[Dataset records]
──────────

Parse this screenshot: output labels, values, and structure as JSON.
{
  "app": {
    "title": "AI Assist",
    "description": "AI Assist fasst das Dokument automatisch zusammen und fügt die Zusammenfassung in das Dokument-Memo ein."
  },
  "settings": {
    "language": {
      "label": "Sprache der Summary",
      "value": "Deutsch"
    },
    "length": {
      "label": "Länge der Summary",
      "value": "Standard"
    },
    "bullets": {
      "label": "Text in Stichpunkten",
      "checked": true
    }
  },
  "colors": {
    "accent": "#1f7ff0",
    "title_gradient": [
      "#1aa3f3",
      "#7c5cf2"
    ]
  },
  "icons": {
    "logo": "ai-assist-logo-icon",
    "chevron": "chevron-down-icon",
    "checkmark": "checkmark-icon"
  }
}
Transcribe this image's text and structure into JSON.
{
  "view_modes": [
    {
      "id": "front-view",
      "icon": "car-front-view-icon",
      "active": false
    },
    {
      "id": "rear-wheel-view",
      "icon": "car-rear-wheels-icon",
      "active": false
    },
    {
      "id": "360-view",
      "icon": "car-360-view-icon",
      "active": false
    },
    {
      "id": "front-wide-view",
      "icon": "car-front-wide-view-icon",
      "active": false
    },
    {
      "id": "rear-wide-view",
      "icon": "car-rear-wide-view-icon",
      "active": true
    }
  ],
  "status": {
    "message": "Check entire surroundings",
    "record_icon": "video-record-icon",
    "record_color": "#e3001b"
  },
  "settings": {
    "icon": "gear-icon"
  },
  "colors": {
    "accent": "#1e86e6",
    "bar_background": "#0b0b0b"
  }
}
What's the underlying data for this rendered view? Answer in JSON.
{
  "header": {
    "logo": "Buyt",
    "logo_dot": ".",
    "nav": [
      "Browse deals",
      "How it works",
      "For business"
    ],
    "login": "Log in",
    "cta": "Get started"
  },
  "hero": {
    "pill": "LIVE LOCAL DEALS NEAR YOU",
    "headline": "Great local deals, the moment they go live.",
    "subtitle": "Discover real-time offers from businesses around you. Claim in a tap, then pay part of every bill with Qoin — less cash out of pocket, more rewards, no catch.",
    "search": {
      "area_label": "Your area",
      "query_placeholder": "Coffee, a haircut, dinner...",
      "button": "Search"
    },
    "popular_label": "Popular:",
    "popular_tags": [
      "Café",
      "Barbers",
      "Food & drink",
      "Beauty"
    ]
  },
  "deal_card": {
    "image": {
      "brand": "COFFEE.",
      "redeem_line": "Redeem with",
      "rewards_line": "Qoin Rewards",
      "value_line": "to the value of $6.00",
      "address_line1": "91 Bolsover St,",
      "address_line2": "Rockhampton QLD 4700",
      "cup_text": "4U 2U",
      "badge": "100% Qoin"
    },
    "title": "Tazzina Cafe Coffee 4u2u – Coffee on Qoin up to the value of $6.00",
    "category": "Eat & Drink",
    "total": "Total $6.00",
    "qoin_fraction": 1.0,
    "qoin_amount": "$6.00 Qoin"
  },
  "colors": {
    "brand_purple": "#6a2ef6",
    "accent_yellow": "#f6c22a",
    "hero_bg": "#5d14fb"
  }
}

──────────

→ **Exercise directions**
Each line of the material should be duplicated exactly, please.

→ **Full solution**
Parse this screenshot: output labels, values, and structure as JSON.
{
  "app": {
    "title": "AI Assist",
    "description": "AI Assist fasst das Dokument automatisch zusammen und fügt die Zusammenfassung in das Dokument-Memo ein."
  },
  "settings": {
    "language": {
      "label": "Sprache der Summary",
      "value": "Deutsch"
    },
    "length": {
      "label": "Länge der Summary",
      "value": "Standard"
    },
    "bullets": {
      "label": "Text in Stichpunkten",
      "checked": true
    }
  },
  "colors": {
    "accent": "#1f7ff0",
    "title_gradient": [
      "#1aa3f3",
      "#7c5cf2"
    ]
  },
  "icons": {
    "logo": "ai-assist-logo-icon",
    "chevron": "chevron-down-icon",
    "checkmark": "checkmark-icon"
  }
}
Transcribe this image's text and structure into JSON.
{
  "view_modes": [
    {
      "id": "front-view",
      "icon": "car-front-view-icon",
      "active": false
    },
    {
      "id": "rear-wheel-view",
      "icon": "car-rear-wheels-icon",
      "active": false
    },
    {
      "id": "360-view",
      "icon": "car-360-view-icon",
      "active": false
    },
    {
      "id": "front-wide-view",
      "icon": "car-front-wide-view-icon",
      "active": false
    },
    {
      "id": "rear-wide-view",
      "icon": "car-rear-wide-view-icon",
      "active": true
    }
  ],
  "status": {
    "message": "Check entire surroundings",
    "record_icon": "video-record-icon",
    "record_color": "#e3001b"
  },
  "settings": {
    "icon": "gear-icon"
  },
  "colors": {
    "accent": "#1e86e6",
    "bar_background": "#0b0b0b"
  }
}
What's the underlying data for this rendered view? Answer in JSON.
{
  "header": {
    "logo": "Buyt",
    "logo_dot": ".",
    "nav": [
      "Browse deals",
      "How it works",
      "For business"
    ],
    "login": "Log in",
    "cta": "Get started"
  },
  "hero": {
    "pill": "LIVE LOCAL DEALS NEAR YOU",
    "headline": "Great local deals, the moment they go live.",
    "subtitle": "Discover real-time offers from businesses around you. Claim in a tap, then pay part of every bill with Qoin — less cash out of pocket, more rewards, no catch.",
    "search": {
      "area_label": "Your area",
      "query_placeholder": "Coffee, a haircut, dinner...",
      "button": "Search"
    },
    "popular_label": "Popular:",
    "popular_tags": [
      "Café",
      "Barbers",
      "Food & drink",
      "Beauty"
    ]
  },
  "deal_card": {
    "image": {
      "brand": "COFFEE.",
      "redeem_line": "Redeem with",
      "rewards_line": "Qoin Rewards",
      "value_line": "to the value of $6.00",
      "address_line1": "91 Bolsover St,",
      "address_line2": "Rockhampton QLD 4700",
      "cup_text": "4U 2U",
      "badge": "100% Qoin"
    },
    "title": "Tazzina Cafe Coffee 4u2u – Coffee on Qoin up to the value of $6.00",
    "category": "Eat & Drink",
    "total": "Total $6.00",
    "qoin_fraction": 1.0,
    "qoin_amount": "$6.00 Qoin"
  },
  "colors": {
    "brand_purple": "#6a2ef6",
    "accent_yellow": "#f6c22a",
    "hero_bg": "#5d14fb"
  }
}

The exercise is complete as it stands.